◆ EXERCISE ◆
Format everything from the line containing "Where is each" down to the line containing "post-meta: [128, 62, 493, 90]", both lines included, as a numbered list with any blank lines left out.
---- DATA EXTRACT
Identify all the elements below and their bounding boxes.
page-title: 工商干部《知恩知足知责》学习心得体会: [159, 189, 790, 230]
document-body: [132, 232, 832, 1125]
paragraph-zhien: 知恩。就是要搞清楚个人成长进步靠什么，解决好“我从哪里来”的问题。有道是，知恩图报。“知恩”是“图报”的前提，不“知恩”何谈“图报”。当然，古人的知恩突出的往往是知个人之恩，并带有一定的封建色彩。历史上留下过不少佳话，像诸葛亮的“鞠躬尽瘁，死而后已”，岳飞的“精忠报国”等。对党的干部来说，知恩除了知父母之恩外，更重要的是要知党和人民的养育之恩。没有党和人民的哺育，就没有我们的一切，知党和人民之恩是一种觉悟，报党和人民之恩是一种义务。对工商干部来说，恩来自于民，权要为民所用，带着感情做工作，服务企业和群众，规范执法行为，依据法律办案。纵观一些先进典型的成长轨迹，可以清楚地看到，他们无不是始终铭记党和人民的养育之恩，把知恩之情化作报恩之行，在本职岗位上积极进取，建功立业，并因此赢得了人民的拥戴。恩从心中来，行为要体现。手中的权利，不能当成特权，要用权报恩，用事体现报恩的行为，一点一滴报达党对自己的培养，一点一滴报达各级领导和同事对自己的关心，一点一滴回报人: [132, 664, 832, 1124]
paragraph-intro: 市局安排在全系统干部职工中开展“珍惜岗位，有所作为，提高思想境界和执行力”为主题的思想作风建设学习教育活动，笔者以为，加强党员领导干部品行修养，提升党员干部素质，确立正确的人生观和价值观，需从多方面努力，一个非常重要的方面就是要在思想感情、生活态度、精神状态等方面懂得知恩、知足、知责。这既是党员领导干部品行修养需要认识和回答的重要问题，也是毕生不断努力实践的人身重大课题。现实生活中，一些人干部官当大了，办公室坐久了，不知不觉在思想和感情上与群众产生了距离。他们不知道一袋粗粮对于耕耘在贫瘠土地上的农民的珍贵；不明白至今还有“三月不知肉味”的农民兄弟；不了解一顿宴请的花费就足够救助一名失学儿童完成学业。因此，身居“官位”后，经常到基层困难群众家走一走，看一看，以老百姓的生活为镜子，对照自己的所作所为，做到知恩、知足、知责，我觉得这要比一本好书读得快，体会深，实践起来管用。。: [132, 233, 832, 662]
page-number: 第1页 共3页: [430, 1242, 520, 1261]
--------
---- DATA EXTRACT
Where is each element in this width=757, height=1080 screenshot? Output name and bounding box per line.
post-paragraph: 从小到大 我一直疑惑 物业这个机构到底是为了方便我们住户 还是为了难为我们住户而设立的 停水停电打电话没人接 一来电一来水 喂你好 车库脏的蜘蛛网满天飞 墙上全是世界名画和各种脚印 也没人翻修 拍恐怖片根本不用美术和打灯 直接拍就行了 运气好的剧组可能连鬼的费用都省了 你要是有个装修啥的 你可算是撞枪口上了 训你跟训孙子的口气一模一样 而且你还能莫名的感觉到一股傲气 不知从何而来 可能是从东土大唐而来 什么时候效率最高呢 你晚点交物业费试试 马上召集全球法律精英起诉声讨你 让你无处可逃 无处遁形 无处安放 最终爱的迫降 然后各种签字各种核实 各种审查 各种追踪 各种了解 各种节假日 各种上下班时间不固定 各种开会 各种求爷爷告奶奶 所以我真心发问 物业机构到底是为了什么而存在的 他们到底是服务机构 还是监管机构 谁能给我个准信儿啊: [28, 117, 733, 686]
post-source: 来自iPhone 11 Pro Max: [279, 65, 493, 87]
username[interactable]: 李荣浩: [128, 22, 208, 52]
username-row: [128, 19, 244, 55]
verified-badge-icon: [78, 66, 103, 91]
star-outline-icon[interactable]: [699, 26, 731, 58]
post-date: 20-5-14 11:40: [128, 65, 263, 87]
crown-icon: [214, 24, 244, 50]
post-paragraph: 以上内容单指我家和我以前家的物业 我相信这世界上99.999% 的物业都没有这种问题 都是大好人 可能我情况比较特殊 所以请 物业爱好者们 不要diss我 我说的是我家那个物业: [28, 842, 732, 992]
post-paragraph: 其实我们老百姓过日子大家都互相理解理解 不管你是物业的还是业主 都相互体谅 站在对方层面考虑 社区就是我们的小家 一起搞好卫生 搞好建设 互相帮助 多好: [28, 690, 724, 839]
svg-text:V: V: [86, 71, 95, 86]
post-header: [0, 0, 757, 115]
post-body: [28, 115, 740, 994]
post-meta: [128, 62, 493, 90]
--------
---- DATA EXTRACT
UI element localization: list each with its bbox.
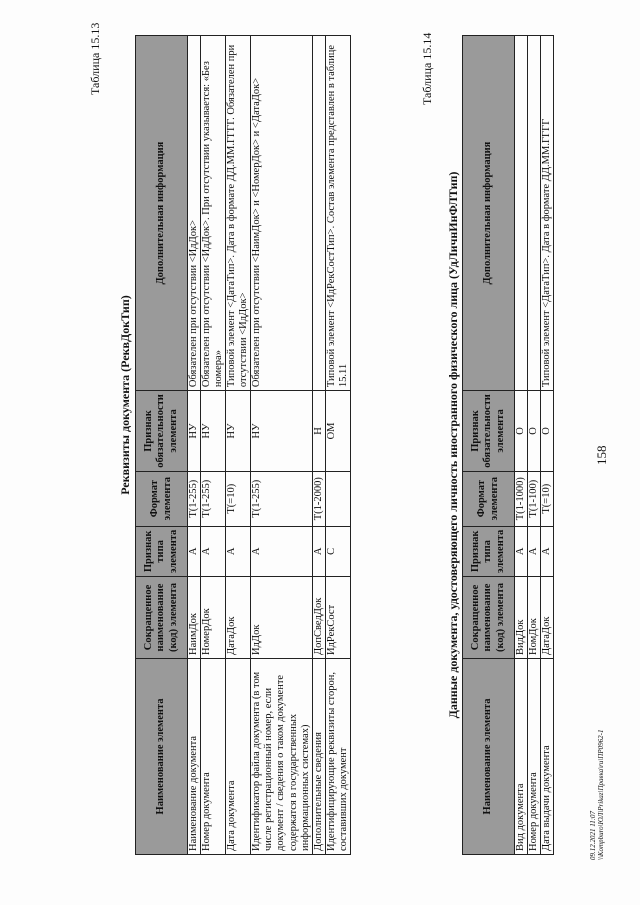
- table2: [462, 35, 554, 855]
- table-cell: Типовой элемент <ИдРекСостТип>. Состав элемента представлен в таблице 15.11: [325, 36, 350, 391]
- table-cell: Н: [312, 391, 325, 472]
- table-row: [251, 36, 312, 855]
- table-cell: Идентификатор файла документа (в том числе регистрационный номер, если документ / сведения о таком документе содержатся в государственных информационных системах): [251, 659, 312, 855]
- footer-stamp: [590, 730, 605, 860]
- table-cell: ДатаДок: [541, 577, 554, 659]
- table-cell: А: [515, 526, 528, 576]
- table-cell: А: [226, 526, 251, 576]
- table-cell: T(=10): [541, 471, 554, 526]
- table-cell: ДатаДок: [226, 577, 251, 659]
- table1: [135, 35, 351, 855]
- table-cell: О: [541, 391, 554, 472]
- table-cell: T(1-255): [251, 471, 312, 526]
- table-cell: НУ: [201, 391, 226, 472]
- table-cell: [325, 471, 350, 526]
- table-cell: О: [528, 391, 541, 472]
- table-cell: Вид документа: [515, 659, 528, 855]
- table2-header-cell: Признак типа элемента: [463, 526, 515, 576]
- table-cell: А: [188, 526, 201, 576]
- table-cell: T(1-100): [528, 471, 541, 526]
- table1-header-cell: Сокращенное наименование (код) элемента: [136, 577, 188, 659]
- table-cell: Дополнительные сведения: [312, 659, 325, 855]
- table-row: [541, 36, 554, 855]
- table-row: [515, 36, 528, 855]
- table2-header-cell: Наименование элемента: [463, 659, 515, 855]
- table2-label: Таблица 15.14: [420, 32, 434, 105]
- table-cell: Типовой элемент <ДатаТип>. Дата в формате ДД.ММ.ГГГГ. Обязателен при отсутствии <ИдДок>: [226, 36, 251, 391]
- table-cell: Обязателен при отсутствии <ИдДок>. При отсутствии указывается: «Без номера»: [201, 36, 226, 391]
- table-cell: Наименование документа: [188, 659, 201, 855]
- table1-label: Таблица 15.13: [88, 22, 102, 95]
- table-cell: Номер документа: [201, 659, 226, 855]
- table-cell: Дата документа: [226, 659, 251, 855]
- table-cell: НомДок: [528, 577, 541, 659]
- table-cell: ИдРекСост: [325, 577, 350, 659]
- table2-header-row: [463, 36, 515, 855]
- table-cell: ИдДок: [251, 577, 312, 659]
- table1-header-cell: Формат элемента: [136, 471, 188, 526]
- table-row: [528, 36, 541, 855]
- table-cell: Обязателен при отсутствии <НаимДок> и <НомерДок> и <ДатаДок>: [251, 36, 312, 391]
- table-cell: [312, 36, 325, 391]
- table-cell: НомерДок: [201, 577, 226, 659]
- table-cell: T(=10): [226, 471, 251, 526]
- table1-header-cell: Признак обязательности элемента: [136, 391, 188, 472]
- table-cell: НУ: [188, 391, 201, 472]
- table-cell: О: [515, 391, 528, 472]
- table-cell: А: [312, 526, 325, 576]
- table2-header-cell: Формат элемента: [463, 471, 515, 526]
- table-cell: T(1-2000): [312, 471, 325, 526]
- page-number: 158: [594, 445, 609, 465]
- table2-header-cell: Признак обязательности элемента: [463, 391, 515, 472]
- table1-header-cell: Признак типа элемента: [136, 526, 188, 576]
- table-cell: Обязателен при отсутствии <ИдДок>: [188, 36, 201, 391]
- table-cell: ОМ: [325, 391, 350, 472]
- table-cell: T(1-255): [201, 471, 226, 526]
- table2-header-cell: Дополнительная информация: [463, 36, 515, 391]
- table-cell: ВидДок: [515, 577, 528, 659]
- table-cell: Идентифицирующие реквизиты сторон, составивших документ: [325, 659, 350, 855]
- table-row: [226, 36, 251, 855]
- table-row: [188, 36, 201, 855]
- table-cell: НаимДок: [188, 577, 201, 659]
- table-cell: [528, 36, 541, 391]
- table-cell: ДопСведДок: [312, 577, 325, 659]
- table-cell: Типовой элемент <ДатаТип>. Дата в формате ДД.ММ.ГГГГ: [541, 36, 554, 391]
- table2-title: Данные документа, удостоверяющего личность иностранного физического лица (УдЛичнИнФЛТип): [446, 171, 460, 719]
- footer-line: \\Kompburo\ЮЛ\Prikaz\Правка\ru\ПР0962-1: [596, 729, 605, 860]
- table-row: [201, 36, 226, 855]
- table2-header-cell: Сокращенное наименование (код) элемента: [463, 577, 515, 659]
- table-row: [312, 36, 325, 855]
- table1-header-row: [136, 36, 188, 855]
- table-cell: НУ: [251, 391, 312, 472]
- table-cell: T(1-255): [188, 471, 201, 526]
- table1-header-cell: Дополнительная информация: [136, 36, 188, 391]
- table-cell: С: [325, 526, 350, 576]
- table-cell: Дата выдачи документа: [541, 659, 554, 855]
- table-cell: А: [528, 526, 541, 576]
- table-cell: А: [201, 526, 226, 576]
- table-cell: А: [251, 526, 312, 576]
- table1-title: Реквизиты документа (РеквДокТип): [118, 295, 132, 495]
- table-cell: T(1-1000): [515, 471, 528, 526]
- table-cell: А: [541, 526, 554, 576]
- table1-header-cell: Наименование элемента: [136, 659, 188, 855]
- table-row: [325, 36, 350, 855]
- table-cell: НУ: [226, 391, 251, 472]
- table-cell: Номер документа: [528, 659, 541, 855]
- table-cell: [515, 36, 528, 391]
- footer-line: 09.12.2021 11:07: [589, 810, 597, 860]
--------
◆ THE RESPONSE ◆
1. Where is each element in this width=757, height=1080 screenshot? Output name and bounding box per line.
2. post-paragraph: 从小到大 我一直疑惑 物业这个机构到底是为了方便我们住户 还是为了难为我们住户而设立的 停水停电打电话没人接 一来电一来水 喂你好 车库脏的蜘蛛网满天飞 墙上全是世界名画和各种脚印 也没人翻修 拍恐怖片根本不用美术和打灯 直接拍就行了 运气好的剧组可能连鬼的费用都省了 你要是有个装修啥的 你可算是撞枪口上了 训你跟训孙子的口气一模一样 而且你还能莫名的感觉到一股傲气 不知从何而来 可能是从东土大唐而来 什么时候效率最高呢 你晚点交物业费试试 马上召集全球法律精英起诉声讨你 让你无处可逃 无处遁形 无处安放 最终爱的迫降 然后各种签字各种核实 各种审查 各种追踪 各种了解 各种节假日 各种上下班时间不固定 各种开会 各种求爷爷告奶奶 所以我真心发问 物业机构到底是为了什么而存在的 他们到底是服务机构 还是监管机构 谁能给我个准信儿啊: [28, 117, 733, 686]
3. post-source: 来自iPhone 11 Pro Max: [279, 65, 493, 87]
4. username[interactable]: 李荣浩: [128, 22, 208, 52]
5. username-row: [128, 19, 244, 55]
6. verified-badge-icon: [78, 66, 103, 91]
7. star-outline-icon[interactable]: [699, 26, 731, 58]
8. post-date: 20-5-14 11:40: [128, 65, 263, 87]
9. crown-icon: [214, 24, 244, 50]
10. post-paragraph: 以上内容单指我家和我以前家的物业 我相信这世界上99.999% 的物业都没有这种问题 都是大好人 可能我情况比较特殊 所以请 物业爱好者们 不要diss我 我说的是我家那个物业: [28, 842, 732, 992]
11. post-paragraph: 其实我们老百姓过日子大家都互相理解理解 不管你是物业的还是业主 都相互体谅 站在对方层面考虑 社区就是我们的小家 一起搞好卫生 搞好建设 互相帮助 多好: [28, 690, 724, 839]
12. svg-text:V: V: [86, 71, 95, 86]
13. post-header: [0, 0, 757, 115]
14. post-body: [28, 115, 740, 994]
15. post-meta: [128, 62, 493, 90]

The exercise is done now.